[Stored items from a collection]
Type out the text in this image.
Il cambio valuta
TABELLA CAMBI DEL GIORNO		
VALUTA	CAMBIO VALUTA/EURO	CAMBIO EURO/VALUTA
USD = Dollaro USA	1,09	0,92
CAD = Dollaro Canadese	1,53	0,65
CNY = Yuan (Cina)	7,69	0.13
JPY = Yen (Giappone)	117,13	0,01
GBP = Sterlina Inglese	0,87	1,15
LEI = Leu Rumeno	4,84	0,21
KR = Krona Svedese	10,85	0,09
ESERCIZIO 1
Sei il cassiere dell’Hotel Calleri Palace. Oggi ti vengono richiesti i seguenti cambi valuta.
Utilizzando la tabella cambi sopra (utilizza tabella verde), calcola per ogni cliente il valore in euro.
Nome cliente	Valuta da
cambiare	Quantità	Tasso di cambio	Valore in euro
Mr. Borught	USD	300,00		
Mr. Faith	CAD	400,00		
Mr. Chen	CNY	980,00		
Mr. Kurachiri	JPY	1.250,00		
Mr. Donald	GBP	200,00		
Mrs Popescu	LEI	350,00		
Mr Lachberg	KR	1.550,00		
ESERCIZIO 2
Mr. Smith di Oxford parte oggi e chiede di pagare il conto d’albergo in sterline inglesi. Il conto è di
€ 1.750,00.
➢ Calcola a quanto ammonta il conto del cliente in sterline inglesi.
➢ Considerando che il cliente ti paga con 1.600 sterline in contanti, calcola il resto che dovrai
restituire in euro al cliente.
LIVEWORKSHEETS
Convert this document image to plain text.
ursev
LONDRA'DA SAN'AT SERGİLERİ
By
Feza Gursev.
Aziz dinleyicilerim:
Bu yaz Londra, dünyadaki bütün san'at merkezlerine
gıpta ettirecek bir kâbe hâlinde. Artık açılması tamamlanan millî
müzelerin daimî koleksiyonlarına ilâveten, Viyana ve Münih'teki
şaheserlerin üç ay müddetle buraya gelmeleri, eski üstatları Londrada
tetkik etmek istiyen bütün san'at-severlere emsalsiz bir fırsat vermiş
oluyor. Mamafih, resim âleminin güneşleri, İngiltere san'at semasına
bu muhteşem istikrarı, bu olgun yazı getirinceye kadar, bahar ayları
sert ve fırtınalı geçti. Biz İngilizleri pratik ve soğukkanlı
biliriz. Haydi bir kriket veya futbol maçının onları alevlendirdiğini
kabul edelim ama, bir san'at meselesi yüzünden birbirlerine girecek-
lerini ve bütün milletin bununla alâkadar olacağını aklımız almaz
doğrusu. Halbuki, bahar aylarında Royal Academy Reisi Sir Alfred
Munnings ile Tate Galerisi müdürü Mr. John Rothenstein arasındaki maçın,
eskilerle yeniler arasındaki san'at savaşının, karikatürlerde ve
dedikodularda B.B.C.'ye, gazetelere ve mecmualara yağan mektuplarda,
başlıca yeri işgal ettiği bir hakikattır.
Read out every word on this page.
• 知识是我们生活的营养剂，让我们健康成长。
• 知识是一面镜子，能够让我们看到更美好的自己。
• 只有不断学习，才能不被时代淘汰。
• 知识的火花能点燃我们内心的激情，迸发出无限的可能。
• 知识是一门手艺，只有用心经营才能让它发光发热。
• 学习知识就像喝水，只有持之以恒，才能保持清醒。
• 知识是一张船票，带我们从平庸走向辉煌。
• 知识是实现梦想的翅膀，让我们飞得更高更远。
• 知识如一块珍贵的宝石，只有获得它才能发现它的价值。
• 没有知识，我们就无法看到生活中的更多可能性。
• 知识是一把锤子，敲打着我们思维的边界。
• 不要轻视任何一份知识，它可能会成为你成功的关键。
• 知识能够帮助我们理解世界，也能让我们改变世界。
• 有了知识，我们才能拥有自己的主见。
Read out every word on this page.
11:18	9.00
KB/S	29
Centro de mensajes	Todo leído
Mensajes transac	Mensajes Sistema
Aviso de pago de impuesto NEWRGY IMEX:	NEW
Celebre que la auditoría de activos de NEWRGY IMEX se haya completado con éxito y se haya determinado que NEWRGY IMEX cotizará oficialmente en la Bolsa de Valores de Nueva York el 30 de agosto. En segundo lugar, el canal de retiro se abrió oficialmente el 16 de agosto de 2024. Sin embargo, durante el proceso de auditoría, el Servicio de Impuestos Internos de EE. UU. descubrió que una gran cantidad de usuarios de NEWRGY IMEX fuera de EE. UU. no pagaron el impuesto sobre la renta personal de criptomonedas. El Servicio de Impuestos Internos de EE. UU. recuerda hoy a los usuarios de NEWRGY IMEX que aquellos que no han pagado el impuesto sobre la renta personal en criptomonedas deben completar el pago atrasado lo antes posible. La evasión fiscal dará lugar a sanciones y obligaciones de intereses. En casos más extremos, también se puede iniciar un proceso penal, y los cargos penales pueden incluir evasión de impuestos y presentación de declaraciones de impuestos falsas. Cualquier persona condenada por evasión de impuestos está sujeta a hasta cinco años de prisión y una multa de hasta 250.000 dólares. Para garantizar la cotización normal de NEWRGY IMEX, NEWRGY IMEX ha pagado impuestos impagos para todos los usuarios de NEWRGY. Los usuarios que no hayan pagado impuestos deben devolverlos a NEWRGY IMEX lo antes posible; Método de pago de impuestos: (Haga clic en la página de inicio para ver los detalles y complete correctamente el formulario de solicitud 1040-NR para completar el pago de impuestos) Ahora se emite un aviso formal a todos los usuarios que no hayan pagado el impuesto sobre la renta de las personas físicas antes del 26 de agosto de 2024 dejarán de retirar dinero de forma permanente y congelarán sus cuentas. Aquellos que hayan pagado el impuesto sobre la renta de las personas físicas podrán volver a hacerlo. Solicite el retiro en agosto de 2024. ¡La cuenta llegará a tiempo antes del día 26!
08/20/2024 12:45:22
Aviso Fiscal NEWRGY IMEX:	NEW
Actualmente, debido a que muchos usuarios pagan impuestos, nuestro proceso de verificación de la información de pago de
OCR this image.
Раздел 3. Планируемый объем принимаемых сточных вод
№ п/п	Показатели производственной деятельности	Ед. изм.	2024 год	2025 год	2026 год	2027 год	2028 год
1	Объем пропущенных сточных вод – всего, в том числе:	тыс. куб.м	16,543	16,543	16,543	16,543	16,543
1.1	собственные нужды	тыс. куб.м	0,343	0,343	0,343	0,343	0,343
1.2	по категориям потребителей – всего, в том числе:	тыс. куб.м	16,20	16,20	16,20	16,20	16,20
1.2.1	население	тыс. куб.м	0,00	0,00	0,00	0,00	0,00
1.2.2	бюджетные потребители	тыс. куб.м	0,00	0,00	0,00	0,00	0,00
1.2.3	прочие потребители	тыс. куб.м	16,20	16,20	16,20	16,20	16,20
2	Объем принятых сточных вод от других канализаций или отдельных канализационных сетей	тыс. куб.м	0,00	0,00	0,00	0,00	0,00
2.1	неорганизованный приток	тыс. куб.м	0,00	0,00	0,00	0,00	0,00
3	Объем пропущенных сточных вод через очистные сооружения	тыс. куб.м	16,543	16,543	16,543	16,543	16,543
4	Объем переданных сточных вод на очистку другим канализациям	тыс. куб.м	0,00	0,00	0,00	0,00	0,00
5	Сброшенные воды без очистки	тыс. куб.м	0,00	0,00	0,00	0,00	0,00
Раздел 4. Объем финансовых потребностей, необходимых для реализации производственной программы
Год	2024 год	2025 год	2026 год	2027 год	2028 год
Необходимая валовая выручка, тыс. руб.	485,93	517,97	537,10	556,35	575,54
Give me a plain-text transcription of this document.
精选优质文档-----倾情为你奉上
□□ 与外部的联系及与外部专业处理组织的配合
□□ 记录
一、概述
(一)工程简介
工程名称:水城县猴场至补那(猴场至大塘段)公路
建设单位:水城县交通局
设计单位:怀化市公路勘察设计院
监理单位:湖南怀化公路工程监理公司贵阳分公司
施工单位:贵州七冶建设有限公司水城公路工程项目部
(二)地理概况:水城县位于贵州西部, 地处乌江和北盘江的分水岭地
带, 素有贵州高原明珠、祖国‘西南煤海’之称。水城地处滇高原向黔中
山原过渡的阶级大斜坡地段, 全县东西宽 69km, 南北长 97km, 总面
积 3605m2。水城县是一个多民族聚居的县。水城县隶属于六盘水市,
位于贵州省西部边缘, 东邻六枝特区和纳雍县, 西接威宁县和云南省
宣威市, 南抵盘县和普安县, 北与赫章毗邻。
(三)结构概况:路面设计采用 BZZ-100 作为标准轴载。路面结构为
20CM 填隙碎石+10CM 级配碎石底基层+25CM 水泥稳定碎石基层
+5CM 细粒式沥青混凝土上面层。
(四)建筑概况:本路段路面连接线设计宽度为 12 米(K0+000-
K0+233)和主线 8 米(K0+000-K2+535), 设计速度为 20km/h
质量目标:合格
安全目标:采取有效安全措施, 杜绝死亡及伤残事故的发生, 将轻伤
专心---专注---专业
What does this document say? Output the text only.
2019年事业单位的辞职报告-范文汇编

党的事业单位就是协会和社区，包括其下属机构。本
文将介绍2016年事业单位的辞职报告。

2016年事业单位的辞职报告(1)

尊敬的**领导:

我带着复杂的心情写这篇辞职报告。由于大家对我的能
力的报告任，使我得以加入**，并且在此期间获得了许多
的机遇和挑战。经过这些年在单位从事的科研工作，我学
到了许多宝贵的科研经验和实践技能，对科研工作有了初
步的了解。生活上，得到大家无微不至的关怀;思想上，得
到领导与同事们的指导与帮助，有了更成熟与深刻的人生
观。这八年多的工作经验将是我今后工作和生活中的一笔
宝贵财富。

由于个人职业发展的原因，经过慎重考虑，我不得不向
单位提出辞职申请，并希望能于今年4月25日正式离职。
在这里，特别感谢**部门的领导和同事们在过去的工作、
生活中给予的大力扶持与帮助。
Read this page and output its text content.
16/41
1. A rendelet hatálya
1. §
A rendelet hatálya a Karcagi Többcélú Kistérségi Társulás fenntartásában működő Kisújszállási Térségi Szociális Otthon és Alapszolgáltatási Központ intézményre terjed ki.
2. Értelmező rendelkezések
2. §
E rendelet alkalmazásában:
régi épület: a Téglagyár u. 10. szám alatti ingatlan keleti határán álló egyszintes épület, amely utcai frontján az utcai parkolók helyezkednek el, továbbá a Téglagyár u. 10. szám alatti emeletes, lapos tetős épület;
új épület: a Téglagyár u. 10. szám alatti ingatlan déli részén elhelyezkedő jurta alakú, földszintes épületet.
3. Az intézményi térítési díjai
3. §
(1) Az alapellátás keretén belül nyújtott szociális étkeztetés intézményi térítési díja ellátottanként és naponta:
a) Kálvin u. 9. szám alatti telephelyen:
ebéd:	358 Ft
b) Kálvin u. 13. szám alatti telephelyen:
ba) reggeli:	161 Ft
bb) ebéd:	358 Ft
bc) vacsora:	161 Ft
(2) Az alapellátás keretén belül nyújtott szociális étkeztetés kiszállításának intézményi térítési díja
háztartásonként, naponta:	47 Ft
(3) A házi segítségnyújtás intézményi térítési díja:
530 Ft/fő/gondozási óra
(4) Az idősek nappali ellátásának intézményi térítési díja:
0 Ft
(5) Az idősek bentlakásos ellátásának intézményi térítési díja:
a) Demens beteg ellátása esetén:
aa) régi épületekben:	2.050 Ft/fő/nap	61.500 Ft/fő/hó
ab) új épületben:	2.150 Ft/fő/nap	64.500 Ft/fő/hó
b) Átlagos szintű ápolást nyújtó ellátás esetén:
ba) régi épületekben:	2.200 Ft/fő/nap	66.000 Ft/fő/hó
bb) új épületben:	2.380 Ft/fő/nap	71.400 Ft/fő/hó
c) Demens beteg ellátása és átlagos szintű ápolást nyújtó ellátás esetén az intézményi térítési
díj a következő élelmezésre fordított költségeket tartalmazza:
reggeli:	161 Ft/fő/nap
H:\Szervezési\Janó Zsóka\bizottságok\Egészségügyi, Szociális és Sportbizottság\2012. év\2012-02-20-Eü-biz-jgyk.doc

GOAL
In the material above, show every line where the word "conto" turns up.

ANSWER TO THE EXERCISE
Mr. Smith di Oxford parte oggi e chiede di pagare il conto d’albergo in sterline inglesi. Il conto è di
➢ Calcola a quanto ammonta il conto del cliente in sterline inglesi.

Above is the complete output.